▸ Stated task
Return each line containing the string "this".

▸ Record excerpts
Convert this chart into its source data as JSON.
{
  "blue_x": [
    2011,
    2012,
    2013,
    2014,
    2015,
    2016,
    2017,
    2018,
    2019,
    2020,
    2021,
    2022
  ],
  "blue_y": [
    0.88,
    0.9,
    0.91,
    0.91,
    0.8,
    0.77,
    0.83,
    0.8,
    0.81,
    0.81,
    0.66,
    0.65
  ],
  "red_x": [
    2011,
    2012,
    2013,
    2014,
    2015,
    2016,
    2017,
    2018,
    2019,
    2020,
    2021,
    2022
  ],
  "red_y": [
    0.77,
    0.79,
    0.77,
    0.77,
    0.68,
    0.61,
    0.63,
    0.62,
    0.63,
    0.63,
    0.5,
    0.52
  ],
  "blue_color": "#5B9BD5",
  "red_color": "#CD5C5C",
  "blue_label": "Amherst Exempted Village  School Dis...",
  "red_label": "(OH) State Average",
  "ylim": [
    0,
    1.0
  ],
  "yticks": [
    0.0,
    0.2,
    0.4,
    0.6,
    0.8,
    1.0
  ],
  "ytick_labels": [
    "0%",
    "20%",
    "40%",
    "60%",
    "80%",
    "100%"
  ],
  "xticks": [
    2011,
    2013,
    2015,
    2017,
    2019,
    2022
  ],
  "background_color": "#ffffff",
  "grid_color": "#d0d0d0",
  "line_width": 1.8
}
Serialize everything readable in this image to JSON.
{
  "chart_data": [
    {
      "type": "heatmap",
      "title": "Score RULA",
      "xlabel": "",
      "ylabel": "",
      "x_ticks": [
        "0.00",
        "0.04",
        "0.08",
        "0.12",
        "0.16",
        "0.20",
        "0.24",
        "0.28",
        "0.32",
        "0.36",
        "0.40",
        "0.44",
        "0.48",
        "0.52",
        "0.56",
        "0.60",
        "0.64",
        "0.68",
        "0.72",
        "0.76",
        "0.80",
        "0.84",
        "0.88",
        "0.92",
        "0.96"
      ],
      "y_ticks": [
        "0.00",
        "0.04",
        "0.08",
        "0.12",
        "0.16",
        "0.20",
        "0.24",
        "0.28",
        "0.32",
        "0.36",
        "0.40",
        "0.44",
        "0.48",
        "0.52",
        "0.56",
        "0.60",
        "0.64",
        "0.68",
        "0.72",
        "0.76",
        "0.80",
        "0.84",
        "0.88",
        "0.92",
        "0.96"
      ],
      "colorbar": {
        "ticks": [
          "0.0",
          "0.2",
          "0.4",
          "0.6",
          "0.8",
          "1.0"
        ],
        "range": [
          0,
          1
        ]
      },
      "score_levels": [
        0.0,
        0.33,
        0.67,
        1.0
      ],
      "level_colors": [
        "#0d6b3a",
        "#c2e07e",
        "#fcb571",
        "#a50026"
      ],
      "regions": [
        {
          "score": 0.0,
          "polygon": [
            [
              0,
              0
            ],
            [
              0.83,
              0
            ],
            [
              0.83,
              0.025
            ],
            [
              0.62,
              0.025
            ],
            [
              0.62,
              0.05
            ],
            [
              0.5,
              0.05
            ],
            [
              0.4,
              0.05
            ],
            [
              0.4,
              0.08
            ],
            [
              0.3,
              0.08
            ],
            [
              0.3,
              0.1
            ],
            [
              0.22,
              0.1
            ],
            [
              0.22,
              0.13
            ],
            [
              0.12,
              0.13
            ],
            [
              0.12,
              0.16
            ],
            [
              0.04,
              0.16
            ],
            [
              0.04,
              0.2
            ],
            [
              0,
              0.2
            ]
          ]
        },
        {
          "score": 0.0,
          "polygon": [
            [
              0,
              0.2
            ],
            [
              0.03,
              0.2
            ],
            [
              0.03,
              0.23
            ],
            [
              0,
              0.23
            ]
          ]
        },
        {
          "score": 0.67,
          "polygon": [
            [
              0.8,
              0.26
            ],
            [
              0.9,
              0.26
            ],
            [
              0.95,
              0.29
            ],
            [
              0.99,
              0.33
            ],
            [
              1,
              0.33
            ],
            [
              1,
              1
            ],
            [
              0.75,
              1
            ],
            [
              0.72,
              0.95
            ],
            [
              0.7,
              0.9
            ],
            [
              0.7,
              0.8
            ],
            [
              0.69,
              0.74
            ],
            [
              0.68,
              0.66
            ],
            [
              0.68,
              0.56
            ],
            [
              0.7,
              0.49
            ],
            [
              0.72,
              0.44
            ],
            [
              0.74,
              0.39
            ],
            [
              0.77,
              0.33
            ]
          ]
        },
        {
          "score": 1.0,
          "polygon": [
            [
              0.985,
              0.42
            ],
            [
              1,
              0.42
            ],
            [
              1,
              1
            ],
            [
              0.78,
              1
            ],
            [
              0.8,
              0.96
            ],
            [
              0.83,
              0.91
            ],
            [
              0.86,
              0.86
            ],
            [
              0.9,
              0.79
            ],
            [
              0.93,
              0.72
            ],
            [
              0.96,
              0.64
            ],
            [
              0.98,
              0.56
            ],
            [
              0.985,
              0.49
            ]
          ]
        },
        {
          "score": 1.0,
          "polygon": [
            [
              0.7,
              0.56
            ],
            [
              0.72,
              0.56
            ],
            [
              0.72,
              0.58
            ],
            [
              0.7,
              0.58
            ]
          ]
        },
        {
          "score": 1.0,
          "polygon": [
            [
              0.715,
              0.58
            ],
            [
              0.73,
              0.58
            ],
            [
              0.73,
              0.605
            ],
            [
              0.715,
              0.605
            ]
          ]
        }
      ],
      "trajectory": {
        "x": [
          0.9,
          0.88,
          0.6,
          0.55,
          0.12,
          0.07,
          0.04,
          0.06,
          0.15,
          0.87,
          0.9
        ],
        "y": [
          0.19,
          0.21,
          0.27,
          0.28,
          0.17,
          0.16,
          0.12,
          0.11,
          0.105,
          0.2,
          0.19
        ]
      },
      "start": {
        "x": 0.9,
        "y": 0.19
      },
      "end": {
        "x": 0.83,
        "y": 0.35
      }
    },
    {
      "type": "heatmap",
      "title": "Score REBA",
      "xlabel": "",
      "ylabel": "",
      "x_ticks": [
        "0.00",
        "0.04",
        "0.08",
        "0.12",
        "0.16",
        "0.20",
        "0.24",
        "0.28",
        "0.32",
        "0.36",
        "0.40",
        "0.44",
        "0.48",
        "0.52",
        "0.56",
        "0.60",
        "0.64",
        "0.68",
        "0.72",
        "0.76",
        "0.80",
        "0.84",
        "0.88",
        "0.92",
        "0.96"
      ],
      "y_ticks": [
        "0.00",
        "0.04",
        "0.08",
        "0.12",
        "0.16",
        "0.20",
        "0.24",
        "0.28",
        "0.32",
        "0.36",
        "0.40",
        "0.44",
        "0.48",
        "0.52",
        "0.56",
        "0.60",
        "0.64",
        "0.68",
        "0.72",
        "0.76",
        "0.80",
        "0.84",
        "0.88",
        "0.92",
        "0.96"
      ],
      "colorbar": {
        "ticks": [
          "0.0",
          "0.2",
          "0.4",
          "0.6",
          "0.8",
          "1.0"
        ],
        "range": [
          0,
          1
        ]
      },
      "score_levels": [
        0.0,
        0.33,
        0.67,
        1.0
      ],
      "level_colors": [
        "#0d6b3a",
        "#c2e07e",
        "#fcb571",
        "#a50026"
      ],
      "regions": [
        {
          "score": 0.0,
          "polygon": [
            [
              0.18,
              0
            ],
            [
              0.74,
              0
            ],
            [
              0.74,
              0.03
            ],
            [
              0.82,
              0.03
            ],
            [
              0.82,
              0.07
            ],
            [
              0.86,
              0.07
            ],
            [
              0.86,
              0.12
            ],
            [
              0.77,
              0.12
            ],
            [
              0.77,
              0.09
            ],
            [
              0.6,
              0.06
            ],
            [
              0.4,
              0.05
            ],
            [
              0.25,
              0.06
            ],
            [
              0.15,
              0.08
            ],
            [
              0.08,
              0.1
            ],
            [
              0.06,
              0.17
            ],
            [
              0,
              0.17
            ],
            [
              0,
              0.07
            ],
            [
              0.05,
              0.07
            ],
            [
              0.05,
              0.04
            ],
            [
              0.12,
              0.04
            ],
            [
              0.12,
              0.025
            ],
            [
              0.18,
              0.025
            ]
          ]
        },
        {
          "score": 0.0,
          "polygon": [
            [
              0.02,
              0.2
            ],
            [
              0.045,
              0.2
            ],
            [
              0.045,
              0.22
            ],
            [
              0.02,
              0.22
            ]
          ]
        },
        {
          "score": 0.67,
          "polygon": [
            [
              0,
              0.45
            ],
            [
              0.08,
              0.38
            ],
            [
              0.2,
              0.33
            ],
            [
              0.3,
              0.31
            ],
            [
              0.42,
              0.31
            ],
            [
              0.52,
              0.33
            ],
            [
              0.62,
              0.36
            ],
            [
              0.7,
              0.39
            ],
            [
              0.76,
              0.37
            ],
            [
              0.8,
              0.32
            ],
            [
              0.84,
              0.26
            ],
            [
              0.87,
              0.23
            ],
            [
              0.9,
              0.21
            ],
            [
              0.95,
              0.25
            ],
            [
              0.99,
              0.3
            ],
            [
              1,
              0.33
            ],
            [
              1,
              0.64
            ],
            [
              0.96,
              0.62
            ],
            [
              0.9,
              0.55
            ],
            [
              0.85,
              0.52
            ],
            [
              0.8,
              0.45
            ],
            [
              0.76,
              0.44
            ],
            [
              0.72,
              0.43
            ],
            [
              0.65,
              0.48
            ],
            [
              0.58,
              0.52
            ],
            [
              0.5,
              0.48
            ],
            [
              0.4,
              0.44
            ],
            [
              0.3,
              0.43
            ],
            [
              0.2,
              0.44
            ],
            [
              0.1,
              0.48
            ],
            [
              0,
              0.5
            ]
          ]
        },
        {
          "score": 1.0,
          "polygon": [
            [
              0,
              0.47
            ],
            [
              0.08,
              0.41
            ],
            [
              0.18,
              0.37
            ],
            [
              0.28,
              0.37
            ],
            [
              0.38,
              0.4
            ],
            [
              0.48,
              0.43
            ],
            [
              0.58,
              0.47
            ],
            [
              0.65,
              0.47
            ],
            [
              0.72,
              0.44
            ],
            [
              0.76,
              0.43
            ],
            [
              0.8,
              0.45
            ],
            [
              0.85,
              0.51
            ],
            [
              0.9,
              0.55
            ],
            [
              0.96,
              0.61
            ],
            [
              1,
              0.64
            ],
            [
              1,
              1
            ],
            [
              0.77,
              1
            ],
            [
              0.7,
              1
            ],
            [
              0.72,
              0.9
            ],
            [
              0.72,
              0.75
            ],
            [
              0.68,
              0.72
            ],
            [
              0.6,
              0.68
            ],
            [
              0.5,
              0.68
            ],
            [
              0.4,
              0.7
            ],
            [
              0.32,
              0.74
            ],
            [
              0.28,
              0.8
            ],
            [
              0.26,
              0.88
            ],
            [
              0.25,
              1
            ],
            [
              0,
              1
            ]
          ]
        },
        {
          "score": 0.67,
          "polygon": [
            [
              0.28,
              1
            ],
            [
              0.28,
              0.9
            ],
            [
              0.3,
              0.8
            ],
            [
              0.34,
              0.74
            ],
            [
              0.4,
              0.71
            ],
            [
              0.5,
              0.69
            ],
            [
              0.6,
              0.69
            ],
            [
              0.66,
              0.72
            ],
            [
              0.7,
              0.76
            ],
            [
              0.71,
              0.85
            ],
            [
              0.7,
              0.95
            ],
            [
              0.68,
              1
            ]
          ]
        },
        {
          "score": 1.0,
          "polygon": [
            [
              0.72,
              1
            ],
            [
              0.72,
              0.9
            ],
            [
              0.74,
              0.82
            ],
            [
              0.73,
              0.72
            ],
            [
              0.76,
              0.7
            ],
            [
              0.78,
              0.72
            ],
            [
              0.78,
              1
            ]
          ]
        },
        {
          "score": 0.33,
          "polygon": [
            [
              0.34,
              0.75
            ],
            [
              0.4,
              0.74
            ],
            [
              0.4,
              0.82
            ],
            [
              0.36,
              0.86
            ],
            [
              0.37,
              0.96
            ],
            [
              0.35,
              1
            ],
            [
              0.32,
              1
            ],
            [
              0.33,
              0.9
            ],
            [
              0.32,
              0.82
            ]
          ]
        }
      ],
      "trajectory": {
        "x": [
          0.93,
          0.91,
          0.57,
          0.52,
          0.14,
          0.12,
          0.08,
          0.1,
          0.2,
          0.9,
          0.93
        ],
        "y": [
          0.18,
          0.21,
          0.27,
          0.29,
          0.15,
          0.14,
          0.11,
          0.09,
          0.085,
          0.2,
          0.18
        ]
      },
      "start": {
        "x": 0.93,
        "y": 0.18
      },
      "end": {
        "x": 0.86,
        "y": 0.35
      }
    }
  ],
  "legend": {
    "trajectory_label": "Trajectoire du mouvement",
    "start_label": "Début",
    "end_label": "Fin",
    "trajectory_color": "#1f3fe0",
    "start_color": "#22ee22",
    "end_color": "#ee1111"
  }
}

▸ Completed task
Convert this chart into its source data as JSON.
Serialize everything readable in this image to JSON.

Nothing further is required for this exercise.